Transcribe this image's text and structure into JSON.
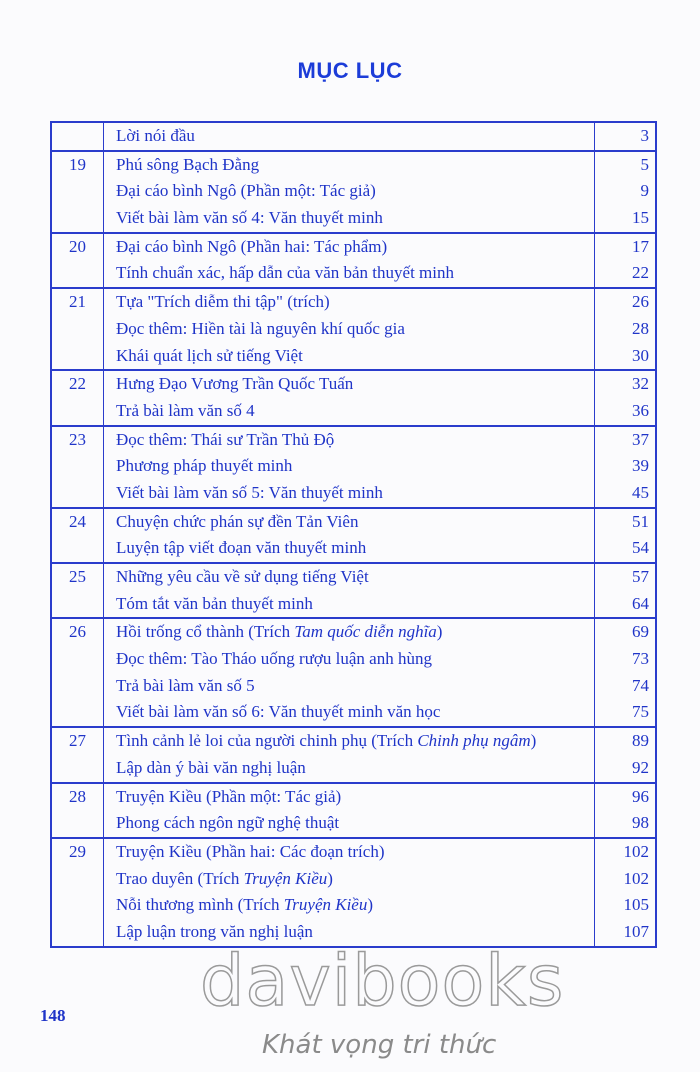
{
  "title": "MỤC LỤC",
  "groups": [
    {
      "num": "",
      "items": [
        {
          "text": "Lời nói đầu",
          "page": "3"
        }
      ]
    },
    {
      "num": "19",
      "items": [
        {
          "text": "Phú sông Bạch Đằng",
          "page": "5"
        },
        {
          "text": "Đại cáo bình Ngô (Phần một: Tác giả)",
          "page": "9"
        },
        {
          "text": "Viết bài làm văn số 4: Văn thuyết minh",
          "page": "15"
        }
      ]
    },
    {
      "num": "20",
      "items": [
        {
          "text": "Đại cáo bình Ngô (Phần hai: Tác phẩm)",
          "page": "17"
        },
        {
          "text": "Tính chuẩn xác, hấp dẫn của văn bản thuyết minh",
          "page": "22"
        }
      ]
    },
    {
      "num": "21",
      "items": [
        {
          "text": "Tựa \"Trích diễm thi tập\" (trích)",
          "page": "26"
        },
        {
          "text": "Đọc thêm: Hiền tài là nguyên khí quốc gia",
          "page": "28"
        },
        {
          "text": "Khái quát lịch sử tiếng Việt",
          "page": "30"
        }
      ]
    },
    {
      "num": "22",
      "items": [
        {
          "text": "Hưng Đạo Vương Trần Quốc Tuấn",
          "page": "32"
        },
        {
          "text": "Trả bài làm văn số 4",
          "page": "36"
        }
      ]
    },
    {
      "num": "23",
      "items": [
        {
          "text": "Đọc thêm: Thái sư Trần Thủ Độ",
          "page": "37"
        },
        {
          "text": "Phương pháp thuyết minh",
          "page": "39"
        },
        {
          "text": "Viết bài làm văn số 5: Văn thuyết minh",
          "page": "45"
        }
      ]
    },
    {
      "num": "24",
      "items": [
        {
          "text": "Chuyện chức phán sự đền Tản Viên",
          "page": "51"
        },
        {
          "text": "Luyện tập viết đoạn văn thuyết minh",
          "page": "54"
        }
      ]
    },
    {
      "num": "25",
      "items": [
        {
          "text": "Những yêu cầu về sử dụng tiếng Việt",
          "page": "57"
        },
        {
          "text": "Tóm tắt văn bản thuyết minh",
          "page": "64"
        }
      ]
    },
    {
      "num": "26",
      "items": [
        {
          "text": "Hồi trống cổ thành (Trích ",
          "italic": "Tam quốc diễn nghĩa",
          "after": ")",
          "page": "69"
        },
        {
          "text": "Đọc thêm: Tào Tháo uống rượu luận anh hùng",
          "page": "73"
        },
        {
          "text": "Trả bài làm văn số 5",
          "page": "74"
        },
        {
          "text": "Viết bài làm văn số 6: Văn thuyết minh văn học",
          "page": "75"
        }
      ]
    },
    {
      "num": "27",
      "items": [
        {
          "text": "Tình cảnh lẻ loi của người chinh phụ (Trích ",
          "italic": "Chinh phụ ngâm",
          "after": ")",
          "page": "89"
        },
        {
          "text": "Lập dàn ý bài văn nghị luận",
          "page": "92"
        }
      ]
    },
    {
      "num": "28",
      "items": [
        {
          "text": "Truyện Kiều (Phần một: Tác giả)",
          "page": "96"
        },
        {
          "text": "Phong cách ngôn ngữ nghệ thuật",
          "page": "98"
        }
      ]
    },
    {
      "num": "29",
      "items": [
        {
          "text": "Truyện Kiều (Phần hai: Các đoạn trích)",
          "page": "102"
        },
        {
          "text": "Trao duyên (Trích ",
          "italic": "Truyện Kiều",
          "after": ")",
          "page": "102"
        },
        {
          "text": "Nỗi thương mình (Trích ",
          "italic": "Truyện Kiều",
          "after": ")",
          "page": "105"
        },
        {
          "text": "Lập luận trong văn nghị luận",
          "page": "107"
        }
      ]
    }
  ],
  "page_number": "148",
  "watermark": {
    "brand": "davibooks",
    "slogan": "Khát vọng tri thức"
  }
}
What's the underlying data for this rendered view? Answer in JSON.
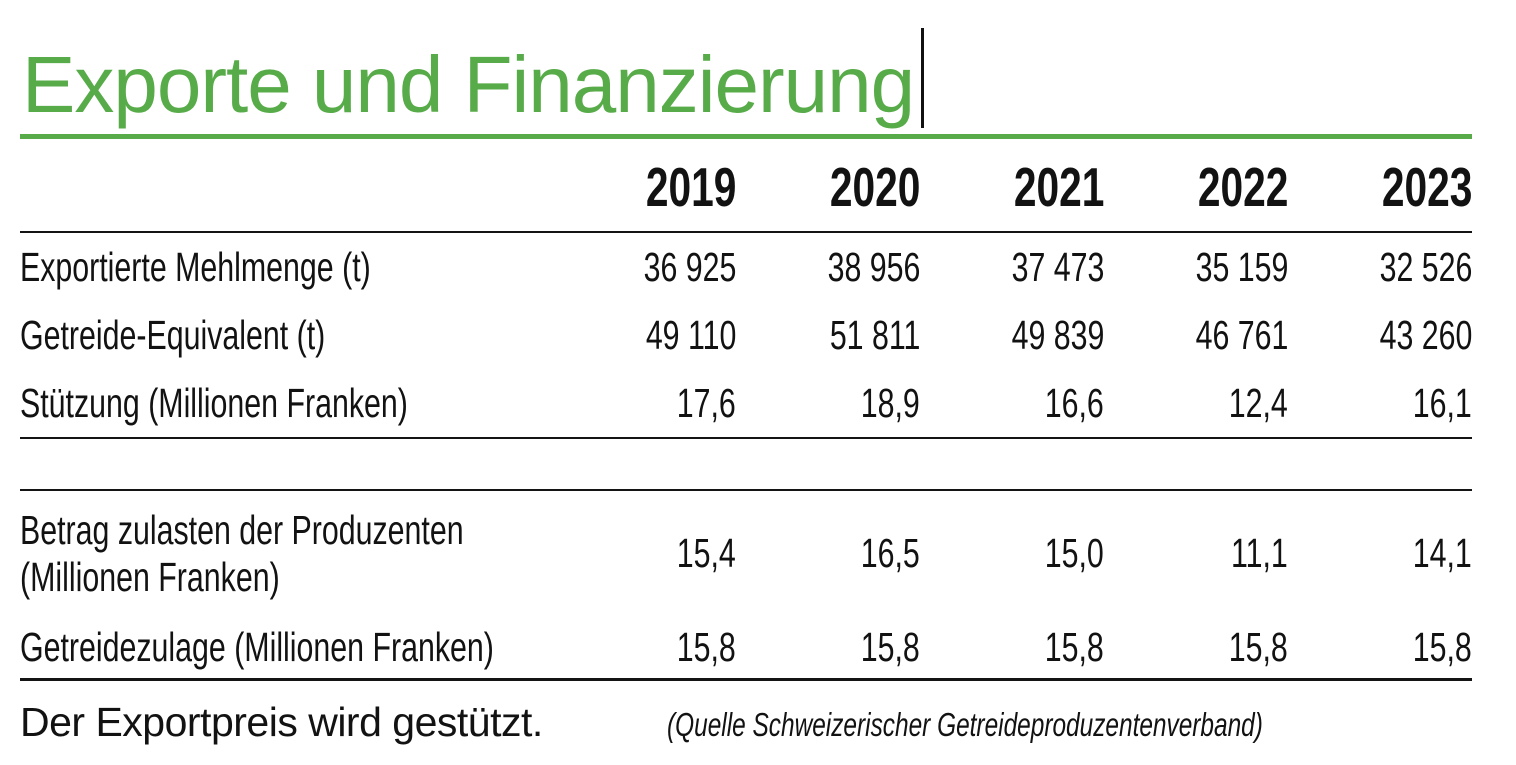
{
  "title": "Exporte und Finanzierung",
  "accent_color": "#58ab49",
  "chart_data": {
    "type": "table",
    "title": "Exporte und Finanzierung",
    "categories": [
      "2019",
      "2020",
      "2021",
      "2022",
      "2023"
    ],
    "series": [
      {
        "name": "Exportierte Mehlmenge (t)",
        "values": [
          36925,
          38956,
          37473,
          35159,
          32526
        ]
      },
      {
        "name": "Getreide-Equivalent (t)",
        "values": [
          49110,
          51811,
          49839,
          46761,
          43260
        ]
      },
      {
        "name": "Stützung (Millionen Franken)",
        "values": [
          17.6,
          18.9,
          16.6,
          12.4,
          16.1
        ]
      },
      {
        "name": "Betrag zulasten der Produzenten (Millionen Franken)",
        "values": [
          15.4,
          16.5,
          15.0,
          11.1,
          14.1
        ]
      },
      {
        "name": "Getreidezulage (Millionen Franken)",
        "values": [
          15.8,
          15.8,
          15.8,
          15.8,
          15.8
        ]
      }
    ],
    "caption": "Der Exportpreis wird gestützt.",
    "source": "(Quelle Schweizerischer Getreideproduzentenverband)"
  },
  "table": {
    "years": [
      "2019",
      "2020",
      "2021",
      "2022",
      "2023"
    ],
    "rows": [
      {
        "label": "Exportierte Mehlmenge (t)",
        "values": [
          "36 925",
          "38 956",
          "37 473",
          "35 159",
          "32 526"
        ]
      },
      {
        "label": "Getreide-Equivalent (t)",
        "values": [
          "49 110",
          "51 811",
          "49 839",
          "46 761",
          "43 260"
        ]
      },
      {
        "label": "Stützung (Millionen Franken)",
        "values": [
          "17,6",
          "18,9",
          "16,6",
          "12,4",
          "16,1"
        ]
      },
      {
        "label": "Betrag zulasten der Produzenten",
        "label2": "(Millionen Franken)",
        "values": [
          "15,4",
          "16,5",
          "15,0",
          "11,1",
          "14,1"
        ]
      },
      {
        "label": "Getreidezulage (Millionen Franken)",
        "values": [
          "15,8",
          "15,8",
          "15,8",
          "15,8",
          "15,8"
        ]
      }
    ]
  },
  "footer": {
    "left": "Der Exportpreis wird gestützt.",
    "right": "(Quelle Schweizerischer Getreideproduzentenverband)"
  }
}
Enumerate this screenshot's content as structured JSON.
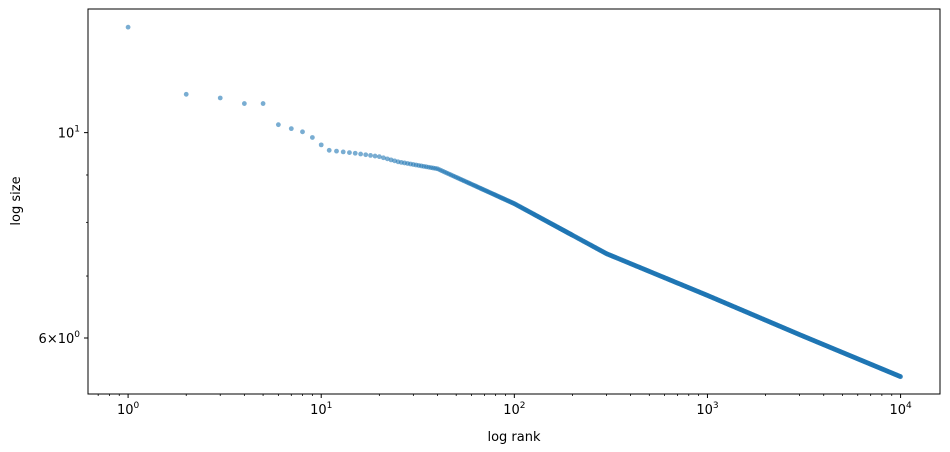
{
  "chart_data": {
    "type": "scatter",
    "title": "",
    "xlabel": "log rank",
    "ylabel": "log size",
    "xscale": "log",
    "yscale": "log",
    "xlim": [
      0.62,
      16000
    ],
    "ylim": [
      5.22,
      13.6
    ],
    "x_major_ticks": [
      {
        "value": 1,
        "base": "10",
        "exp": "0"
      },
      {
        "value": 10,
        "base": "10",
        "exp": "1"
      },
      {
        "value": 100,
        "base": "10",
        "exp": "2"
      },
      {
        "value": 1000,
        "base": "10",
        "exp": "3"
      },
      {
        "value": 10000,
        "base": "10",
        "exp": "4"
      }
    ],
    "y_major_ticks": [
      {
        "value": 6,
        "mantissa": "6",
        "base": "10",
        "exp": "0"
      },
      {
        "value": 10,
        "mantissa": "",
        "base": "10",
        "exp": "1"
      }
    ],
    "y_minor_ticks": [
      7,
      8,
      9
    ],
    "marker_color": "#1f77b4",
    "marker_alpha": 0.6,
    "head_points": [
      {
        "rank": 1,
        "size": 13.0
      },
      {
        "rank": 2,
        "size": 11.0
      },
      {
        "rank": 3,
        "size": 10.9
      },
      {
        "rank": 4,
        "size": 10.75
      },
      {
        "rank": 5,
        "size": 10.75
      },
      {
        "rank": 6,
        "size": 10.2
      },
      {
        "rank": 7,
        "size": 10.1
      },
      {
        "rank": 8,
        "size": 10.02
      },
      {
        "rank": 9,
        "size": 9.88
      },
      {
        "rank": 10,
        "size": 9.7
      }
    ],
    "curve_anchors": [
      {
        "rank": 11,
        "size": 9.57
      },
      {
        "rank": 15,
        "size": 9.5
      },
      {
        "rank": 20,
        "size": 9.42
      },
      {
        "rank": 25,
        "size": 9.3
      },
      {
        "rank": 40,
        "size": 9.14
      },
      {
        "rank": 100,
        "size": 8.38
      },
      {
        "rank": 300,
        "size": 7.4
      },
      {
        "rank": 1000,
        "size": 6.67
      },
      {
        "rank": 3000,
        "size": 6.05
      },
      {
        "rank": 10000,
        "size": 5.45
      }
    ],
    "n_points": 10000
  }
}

_ _ _ _ _ _ _

◆ THE PROBLEM: Search the entries for the word "Exportpreis" and pick out every line that holds it.

◆ ANSWER TO THE EXERCISE:
    "caption": "Der Exportpreis wird gestützt.",
    "left": "Der Exportpreis wird gestützt.",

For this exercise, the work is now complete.